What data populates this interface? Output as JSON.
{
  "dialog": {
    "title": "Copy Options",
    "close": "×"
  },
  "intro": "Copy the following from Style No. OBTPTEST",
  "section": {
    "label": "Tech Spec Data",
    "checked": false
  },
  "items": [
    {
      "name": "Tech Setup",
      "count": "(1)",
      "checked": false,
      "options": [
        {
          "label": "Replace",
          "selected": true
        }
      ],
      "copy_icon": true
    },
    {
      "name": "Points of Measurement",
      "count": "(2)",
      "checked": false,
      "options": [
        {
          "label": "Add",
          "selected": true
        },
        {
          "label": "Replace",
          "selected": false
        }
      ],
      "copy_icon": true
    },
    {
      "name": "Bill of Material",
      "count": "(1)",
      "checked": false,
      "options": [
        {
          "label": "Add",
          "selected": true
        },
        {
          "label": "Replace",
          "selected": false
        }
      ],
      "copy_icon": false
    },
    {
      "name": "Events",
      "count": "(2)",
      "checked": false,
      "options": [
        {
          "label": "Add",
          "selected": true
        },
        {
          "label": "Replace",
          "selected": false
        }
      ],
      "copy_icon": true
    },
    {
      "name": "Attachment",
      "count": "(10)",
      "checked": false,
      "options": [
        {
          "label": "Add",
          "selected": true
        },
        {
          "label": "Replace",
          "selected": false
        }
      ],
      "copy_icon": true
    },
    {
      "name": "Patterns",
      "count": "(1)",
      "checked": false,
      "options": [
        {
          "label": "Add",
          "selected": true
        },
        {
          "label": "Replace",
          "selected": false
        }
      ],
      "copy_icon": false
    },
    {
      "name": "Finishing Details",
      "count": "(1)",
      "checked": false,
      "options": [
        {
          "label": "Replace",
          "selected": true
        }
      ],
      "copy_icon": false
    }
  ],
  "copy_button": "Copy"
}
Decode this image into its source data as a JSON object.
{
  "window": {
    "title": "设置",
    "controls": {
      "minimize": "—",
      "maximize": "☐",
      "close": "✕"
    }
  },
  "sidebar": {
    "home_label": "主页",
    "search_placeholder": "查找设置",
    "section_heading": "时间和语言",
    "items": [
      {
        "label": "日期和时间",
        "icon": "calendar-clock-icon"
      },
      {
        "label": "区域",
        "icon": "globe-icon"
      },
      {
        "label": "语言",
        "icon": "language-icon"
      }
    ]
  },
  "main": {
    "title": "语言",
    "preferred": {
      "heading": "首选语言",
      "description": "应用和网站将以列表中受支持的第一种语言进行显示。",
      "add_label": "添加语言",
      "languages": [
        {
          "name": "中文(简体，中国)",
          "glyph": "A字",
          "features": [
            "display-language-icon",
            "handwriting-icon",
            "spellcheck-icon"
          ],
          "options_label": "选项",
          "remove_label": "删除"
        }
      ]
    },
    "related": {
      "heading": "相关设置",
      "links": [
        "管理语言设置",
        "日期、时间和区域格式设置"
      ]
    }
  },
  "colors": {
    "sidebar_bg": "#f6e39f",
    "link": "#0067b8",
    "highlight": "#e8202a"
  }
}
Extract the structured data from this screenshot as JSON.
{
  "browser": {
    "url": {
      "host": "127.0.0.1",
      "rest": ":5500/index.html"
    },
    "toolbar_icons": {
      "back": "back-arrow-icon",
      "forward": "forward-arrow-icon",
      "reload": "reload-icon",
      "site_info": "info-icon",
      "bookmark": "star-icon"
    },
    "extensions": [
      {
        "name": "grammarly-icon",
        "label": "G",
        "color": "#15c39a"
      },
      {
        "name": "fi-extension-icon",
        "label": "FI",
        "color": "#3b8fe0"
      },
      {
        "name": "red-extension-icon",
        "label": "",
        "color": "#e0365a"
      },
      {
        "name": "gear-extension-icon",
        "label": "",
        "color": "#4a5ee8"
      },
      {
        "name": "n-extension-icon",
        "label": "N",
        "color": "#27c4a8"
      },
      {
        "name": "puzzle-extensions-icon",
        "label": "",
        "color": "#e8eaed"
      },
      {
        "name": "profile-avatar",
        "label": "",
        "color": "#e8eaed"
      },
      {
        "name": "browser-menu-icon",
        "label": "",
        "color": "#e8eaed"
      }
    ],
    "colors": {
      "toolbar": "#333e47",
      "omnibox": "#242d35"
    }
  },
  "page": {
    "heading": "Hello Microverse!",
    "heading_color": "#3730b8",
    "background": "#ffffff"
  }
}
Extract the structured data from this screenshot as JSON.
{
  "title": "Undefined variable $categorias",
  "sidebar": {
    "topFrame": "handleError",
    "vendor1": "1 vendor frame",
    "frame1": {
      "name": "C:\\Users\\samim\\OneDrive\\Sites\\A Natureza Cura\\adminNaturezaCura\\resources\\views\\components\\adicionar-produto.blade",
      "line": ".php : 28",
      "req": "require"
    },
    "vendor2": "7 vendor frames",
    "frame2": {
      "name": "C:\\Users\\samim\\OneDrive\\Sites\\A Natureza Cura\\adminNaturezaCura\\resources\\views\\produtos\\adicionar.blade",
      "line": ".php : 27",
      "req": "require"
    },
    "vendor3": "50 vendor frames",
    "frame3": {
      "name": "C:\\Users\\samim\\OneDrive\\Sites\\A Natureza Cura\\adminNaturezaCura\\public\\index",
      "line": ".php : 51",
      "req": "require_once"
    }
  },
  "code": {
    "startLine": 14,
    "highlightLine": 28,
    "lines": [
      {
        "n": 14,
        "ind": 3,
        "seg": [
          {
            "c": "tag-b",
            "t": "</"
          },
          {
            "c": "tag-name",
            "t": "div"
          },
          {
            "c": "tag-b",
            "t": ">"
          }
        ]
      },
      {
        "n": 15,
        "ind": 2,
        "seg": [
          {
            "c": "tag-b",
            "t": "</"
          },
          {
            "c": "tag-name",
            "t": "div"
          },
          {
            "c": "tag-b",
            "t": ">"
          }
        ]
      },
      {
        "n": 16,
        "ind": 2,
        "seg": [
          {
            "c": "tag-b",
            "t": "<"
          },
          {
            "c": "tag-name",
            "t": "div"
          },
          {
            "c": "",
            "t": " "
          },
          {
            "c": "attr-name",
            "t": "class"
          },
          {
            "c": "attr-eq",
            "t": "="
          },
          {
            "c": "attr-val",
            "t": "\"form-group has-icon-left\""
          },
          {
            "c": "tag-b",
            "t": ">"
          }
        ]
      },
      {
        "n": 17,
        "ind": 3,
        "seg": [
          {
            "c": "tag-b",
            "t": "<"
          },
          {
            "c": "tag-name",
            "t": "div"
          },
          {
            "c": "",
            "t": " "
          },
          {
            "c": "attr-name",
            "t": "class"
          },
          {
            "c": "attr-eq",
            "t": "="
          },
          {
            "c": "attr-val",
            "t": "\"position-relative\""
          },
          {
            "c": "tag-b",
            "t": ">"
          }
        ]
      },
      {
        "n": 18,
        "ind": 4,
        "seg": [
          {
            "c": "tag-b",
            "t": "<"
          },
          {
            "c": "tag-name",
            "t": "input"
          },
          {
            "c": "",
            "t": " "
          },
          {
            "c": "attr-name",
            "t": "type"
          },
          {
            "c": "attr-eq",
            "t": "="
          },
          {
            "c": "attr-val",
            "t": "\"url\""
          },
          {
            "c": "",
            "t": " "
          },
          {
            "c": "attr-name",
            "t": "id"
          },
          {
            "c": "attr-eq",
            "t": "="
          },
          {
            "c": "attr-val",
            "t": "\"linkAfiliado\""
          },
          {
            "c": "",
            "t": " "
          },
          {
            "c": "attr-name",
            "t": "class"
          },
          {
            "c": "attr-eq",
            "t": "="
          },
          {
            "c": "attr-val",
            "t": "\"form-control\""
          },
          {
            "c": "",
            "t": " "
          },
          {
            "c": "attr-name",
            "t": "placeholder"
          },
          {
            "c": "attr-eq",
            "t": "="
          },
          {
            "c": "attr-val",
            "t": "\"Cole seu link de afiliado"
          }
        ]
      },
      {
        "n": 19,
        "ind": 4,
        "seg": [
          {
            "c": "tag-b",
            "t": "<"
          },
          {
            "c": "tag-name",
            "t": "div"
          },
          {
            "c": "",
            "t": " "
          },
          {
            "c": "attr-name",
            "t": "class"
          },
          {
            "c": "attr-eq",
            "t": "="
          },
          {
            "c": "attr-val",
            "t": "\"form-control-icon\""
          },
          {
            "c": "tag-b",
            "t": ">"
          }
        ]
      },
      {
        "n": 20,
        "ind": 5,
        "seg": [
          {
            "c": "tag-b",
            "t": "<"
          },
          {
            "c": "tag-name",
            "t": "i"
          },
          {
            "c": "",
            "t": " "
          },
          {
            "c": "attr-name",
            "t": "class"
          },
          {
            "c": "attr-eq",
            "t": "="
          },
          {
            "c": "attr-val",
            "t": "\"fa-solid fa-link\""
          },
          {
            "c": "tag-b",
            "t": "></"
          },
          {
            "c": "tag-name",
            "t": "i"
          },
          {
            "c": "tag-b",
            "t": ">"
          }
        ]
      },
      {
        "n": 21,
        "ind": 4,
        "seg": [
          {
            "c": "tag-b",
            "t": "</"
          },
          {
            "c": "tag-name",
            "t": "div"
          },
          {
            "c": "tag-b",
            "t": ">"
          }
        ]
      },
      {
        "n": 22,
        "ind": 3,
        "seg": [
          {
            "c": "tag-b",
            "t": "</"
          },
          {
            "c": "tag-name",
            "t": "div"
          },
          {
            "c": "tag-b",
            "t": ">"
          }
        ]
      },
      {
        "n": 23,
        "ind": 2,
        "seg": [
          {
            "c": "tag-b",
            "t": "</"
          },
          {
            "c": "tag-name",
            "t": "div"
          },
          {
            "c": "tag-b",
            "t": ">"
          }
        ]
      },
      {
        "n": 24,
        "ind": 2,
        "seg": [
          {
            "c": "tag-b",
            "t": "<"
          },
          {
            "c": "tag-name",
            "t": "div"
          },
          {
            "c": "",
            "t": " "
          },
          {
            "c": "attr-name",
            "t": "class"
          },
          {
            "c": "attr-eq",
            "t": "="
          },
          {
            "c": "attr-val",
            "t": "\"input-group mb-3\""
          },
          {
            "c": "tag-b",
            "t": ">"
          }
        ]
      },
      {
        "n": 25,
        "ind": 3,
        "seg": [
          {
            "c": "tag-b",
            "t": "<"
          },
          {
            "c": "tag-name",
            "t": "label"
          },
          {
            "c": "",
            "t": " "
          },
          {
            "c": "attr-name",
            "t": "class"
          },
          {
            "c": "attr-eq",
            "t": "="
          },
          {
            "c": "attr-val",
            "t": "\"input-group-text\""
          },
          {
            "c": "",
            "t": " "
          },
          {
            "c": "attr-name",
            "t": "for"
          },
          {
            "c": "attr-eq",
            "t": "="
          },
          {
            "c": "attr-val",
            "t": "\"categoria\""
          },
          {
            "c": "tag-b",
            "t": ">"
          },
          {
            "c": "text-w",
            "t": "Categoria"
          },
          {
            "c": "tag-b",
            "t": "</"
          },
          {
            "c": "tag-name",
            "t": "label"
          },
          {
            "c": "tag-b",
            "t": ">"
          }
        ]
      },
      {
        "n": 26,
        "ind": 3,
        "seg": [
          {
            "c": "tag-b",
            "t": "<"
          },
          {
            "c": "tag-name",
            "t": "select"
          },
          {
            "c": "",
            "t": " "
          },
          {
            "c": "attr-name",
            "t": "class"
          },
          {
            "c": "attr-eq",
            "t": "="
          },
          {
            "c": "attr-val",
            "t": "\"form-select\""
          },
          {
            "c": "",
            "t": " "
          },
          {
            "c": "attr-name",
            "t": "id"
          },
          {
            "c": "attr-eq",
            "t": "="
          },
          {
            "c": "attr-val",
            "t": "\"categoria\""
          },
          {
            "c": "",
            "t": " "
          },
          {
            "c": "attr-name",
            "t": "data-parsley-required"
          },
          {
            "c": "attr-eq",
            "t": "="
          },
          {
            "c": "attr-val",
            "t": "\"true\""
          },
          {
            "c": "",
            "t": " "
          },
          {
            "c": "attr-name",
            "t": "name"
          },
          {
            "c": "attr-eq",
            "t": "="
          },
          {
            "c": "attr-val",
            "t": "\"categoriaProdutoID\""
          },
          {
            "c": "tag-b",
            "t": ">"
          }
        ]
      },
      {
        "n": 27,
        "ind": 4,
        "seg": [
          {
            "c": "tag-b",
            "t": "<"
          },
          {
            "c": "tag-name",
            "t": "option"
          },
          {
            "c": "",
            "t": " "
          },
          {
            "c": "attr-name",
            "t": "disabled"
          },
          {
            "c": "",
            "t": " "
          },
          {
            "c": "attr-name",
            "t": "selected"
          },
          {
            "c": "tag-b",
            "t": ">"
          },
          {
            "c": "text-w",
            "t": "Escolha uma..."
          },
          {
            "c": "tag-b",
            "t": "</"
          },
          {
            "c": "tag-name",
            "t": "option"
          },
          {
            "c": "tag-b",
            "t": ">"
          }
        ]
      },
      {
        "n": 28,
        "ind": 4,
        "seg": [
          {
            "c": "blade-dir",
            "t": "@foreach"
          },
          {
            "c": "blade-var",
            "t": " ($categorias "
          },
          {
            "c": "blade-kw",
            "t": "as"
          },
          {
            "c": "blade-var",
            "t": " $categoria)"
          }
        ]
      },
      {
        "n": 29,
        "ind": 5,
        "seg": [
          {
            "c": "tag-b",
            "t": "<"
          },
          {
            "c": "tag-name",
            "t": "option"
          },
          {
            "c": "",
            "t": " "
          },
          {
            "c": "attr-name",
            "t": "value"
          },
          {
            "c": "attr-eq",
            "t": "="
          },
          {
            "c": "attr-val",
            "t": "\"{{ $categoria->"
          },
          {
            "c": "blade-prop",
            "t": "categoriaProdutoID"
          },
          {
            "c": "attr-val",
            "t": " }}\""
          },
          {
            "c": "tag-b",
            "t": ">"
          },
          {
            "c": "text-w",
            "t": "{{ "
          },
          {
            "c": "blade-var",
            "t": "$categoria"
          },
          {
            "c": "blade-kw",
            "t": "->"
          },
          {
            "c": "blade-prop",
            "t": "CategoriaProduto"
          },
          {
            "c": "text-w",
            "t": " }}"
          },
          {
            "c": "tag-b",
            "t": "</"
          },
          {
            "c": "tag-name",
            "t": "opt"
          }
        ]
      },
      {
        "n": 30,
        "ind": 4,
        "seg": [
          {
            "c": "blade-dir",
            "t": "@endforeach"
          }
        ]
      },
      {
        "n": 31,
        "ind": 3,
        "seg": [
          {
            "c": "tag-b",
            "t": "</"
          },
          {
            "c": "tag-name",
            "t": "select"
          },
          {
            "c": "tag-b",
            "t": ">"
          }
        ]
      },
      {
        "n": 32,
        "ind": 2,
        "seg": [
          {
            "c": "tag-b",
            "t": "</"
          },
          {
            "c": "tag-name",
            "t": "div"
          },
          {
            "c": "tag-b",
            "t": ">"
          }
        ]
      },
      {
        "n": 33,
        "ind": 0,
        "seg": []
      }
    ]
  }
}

========================================================================

◆ The request
Collect every line with the string "samim" from the records, and copy each.

◆ Answer for the task
      "name": "C:\\Users\\samim\\OneDrive\\Sites\\A Natureza Cura\\adminNaturezaCura\\resources\\views\\components\\adicionar-produto.blade",
      "name": "C:\\Users\\samim\\OneDrive\\Sites\\A Natureza Cura\\adminNaturezaCura\\resources\\views\\produtos\\adicionar.blade",
      "name": "C:\\Users\\samim\\OneDrive\\Sites\\A Natureza Cura\\adminNaturezaCura\\public\\index",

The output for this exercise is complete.